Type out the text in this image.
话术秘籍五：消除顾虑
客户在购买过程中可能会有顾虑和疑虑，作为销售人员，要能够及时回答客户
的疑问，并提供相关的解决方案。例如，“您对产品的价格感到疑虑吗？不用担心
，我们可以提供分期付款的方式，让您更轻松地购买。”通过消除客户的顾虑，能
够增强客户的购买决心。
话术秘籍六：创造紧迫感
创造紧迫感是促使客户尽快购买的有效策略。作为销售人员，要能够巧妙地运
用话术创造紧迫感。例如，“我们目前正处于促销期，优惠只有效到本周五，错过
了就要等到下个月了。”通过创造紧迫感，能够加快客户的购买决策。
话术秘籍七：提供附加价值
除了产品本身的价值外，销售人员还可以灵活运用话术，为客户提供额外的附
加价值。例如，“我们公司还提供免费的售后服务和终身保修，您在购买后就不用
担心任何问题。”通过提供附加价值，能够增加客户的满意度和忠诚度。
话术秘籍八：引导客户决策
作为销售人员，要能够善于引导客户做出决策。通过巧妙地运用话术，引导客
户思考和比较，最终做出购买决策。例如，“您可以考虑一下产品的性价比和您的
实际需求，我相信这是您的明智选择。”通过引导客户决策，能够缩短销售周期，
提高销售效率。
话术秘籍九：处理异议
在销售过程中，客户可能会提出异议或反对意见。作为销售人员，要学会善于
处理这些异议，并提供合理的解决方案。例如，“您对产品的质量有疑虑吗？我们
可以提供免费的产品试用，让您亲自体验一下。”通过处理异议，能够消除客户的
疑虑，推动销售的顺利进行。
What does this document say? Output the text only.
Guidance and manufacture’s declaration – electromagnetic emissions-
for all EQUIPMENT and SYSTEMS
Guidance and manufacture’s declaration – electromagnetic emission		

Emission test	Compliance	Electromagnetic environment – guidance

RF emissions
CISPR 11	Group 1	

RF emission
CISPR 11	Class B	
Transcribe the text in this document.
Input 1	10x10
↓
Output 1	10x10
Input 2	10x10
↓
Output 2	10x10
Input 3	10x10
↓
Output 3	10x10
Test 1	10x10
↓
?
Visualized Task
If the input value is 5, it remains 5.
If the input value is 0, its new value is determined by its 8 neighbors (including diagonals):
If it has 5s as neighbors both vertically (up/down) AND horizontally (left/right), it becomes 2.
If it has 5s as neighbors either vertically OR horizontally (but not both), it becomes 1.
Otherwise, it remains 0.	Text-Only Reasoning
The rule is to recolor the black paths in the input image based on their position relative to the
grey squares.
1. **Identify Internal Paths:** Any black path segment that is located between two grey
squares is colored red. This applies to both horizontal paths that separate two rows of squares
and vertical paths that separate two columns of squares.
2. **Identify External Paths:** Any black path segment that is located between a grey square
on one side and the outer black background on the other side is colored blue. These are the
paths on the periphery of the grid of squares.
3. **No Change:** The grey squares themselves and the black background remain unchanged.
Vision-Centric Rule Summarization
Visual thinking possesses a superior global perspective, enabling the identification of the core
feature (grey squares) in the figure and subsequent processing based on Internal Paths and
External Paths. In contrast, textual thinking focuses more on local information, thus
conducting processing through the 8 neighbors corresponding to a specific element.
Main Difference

______

What to work on:
Your task is to transcribe the material exactly.

Task solution:
Type out the text in this image.
话术秘籍五：消除顾虑
客户在购买过程中可能会有顾虑和疑虑，作为销售人员，要能够及时回答客户
的疑问，并提供相关的解决方案。例如，“您对产品的价格感到疑虑吗？不用担心
，我们可以提供分期付款的方式，让您更轻松地购买。”通过消除客户的顾虑，能
够增强客户的购买决心。
话术秘籍六：创造紧迫感
创造紧迫感是促使客户尽快购买的有效策略。作为销售人员，要能够巧妙地运
用话术创造紧迫感。例如，“我们目前正处于促销期，优惠只有效到本周五，错过
了就要等到下个月了。”通过创造紧迫感，能够加快客户的购买决策。
话术秘籍七：提供附加价值
除了产品本身的价值外，销售人员还可以灵活运用话术，为客户提供额外的附
加价值。例如，“我们公司还提供免费的售后服务和终身保修，您在购买后就不用
担心任何问题。”通过提供附加价值，能够增加客户的满意度和忠诚度。
话术秘籍八：引导客户决策
作为销售人员，要能够善于引导客户做出决策。通过巧妙地运用话术，引导客
户思考和比较，最终做出购买决策。例如，“您可以考虑一下产品的性价比和您的
实际需求，我相信这是您的明智选择。”通过引导客户决策，能够缩短销售周期，
提高销售效率。
话术秘籍九：处理异议
在销售过程中，客户可能会提出异议或反对意见。作为销售人员，要学会善于
处理这些异议，并提供合理的解决方案。例如，“您对产品的质量有疑虑吗？我们
可以提供免费的产品试用，让您亲自体验一下。”通过处理异议，能够消除客户的
疑虑，推动销售的顺利进行。
What does this document say? Output the text only.
Guidance and manufacture’s declaration – electromagnetic emissions-
for all EQUIPMENT and SYSTEMS
Guidance and manufacture’s declaration – electromagnetic emission		

Emission test	Compliance	Electromagnetic environment – guidance

RF emissions
CISPR 11	Group 1	

RF emission
CISPR 11	Class B	
Transcribe the text in this document.
Input 1	10x10
↓
Output 1	10x10
Input 2	10x10
↓
Output 2	10x10
Input 3	10x10
↓
Output 3	10x10
Test 1	10x10
↓
?
Visualized Task
If the input value is 5, it remains 5.
If the input value is 0, its new value is determined by its 8 neighbors (including diagonals):
If it has 5s as neighbors both vertically (up/down) AND horizontally (left/right), it becomes 2.
If it has 5s as neighbors either vertically OR horizontally (but not both), it becomes 1.
Otherwise, it remains 0.	Text-Only Reasoning
The rule is to recolor the black paths in the input image based on their position relative to the
grey squares.
1. **Identify Internal Paths:** Any black path segment that is located between two grey
squares is colored red. This applies to both horizontal paths that separate two rows of squares
and vertical paths that separate two columns of squares.
2. **Identify External Paths:** Any black path segment that is located between a grey square
on one side and the outer black background on the other side is colored blue. These are the
paths on the periphery of the grid of squares.
3. **No Change:** The grey squares themselves and the black background remain unchanged.
Vision-Centric Rule Summarization
Visual thinking possesses a superior global perspective, enabling the identification of the core
feature (grey squares) in the figure and subsequent processing based on Internal Paths and
External Paths. In contrast, textual thinking focuses more on local information, thus
conducting processing through the 8 neighbors corresponding to a specific element.
Main Difference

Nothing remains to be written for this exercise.